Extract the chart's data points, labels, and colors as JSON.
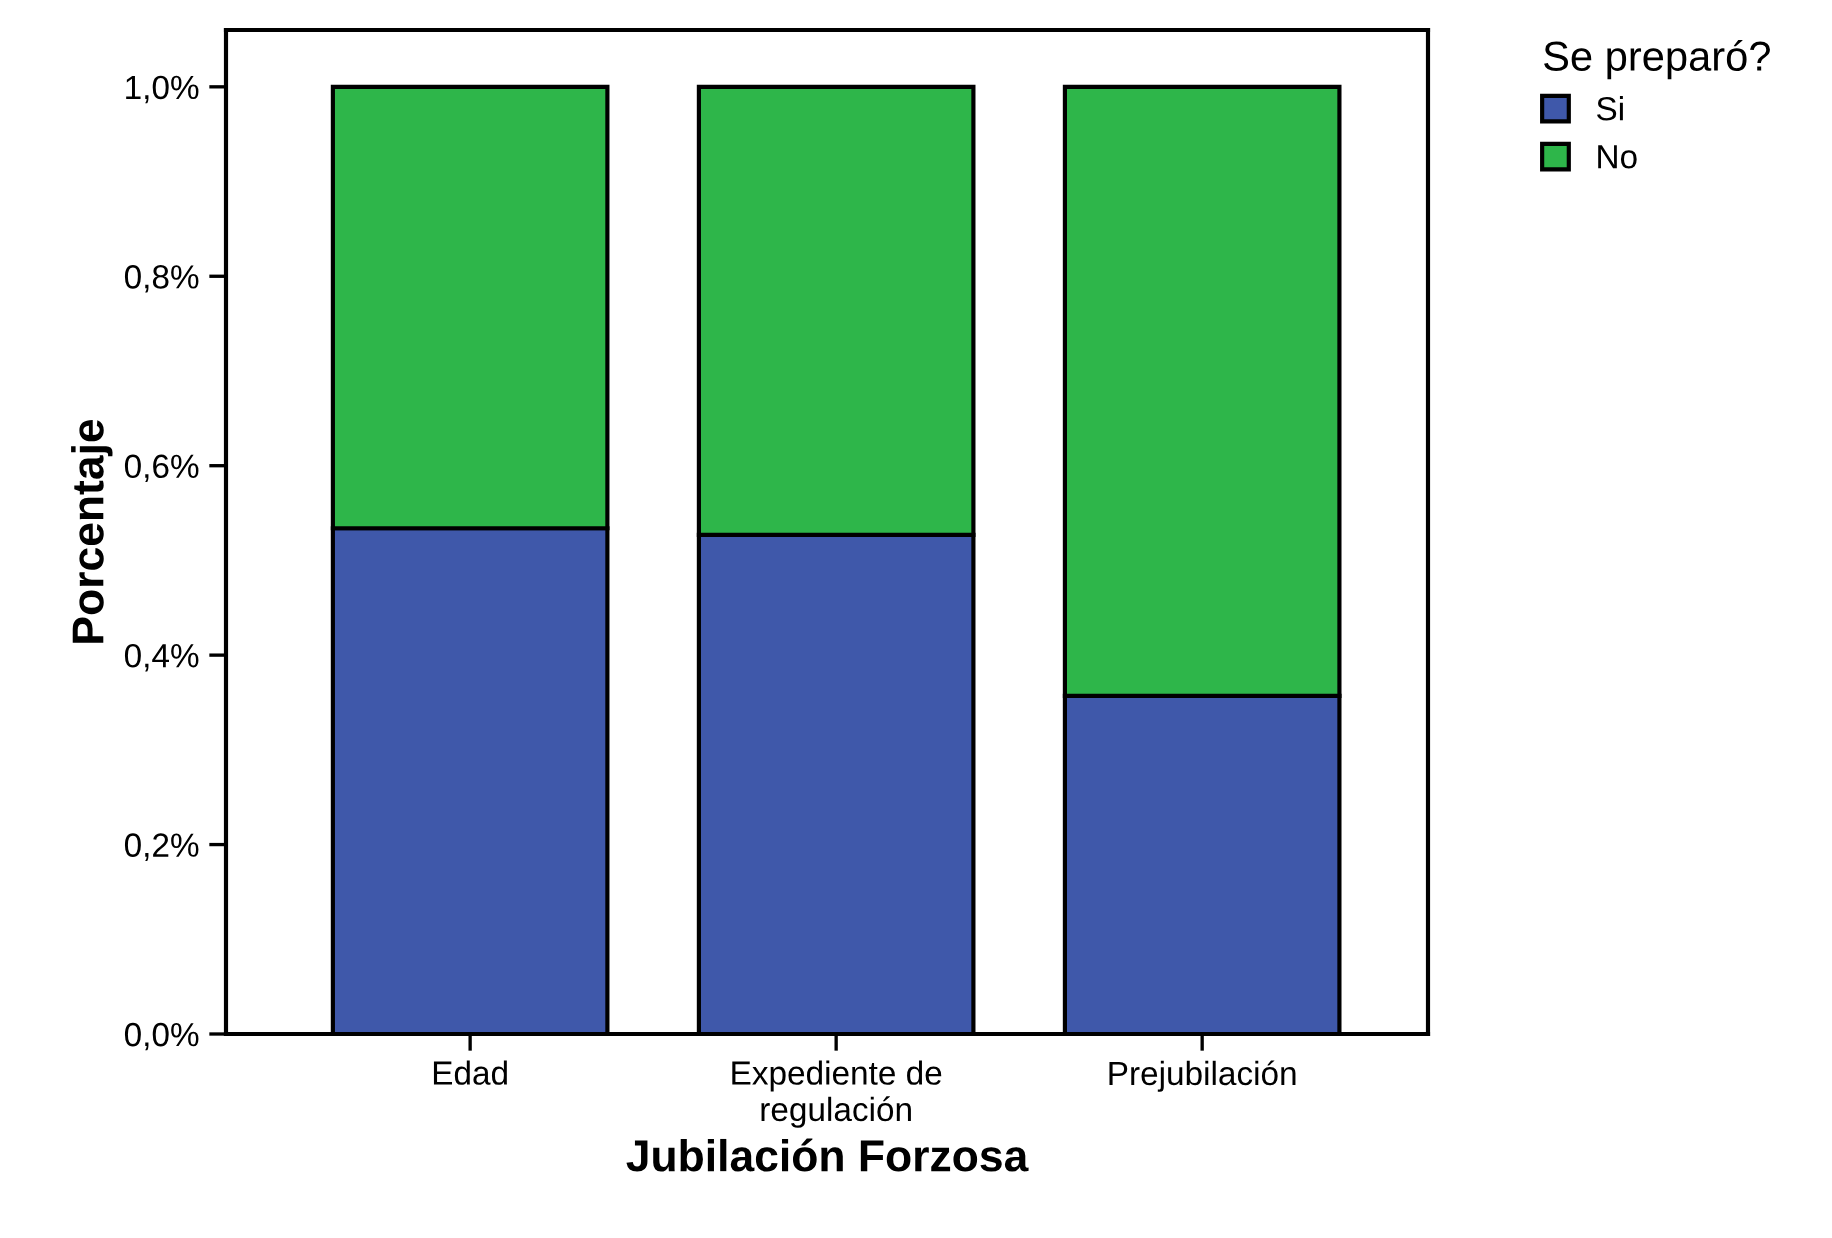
{
  "chart_data": {
    "type": "bar",
    "stacked": true,
    "xlabel": "Jubilación Forzosa",
    "ylabel": "Porcentaje",
    "legend_title": "Se preparó?",
    "legend": "top right",
    "categories": [
      "Edad",
      "Expediente de\nregulación",
      "Prejubilación"
    ],
    "series": [
      {
        "name": "Si",
        "color": "#3f58aa",
        "values": [
          0.534,
          0.527,
          0.357
        ]
      },
      {
        "name": "No",
        "color": "#2eb64a",
        "values": [
          0.466,
          0.473,
          0.643
        ]
      }
    ],
    "ylim": [
      0,
      1.06
    ],
    "yticks": [
      {
        "value": 0,
        "label": "0,0%"
      },
      {
        "value": 0.2,
        "label": "0,2%"
      },
      {
        "value": 0.4,
        "label": "0,4%"
      },
      {
        "value": 0.6,
        "label": "0,6%"
      },
      {
        "value": 0.8,
        "label": "0,8%"
      },
      {
        "value": 1.0,
        "label": "1,0%"
      }
    ],
    "grid": false
  }
}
=-=-=
> **What you should do**: Transcribe the records above exactly, leaving out every picture.

> **Final answer**:
Extract the chart's data points, labels, and colors as JSON.
{
  "chart_data": {
    "type": "bar",
    "stacked": true,
    "xlabel": "Jubilación Forzosa",
    "ylabel": "Porcentaje",
    "legend_title": "Se preparó?",
    "legend": "top right",
    "categories": [
      "Edad",
      "Expediente de\nregulación",
      "Prejubilación"
    ],
    "series": [
      {
        "name": "Si",
        "color": "#3f58aa",
        "values": [
          0.534,
          0.527,
          0.357
        ]
      },
      {
        "name": "No",
        "color": "#2eb64a",
        "values": [
          0.466,
          0.473,
          0.643
        ]
      }
    ],
    "ylim": [
      0,
      1.06
    ],
    "yticks": [
      {
        "value": 0,
        "label": "0,0%"
      },
      {
        "value": 0.2,
        "label": "0,2%"
      },
      {
        "value": 0.4,
        "label": "0,4%"
      },
      {
        "value": 0.6,
        "label": "0,6%"
      },
      {
        "value": 0.8,
        "label": "0,8%"
      },
      {
        "value": 1.0,
        "label": "1,0%"
      }
    ],
    "grid": false
  }
}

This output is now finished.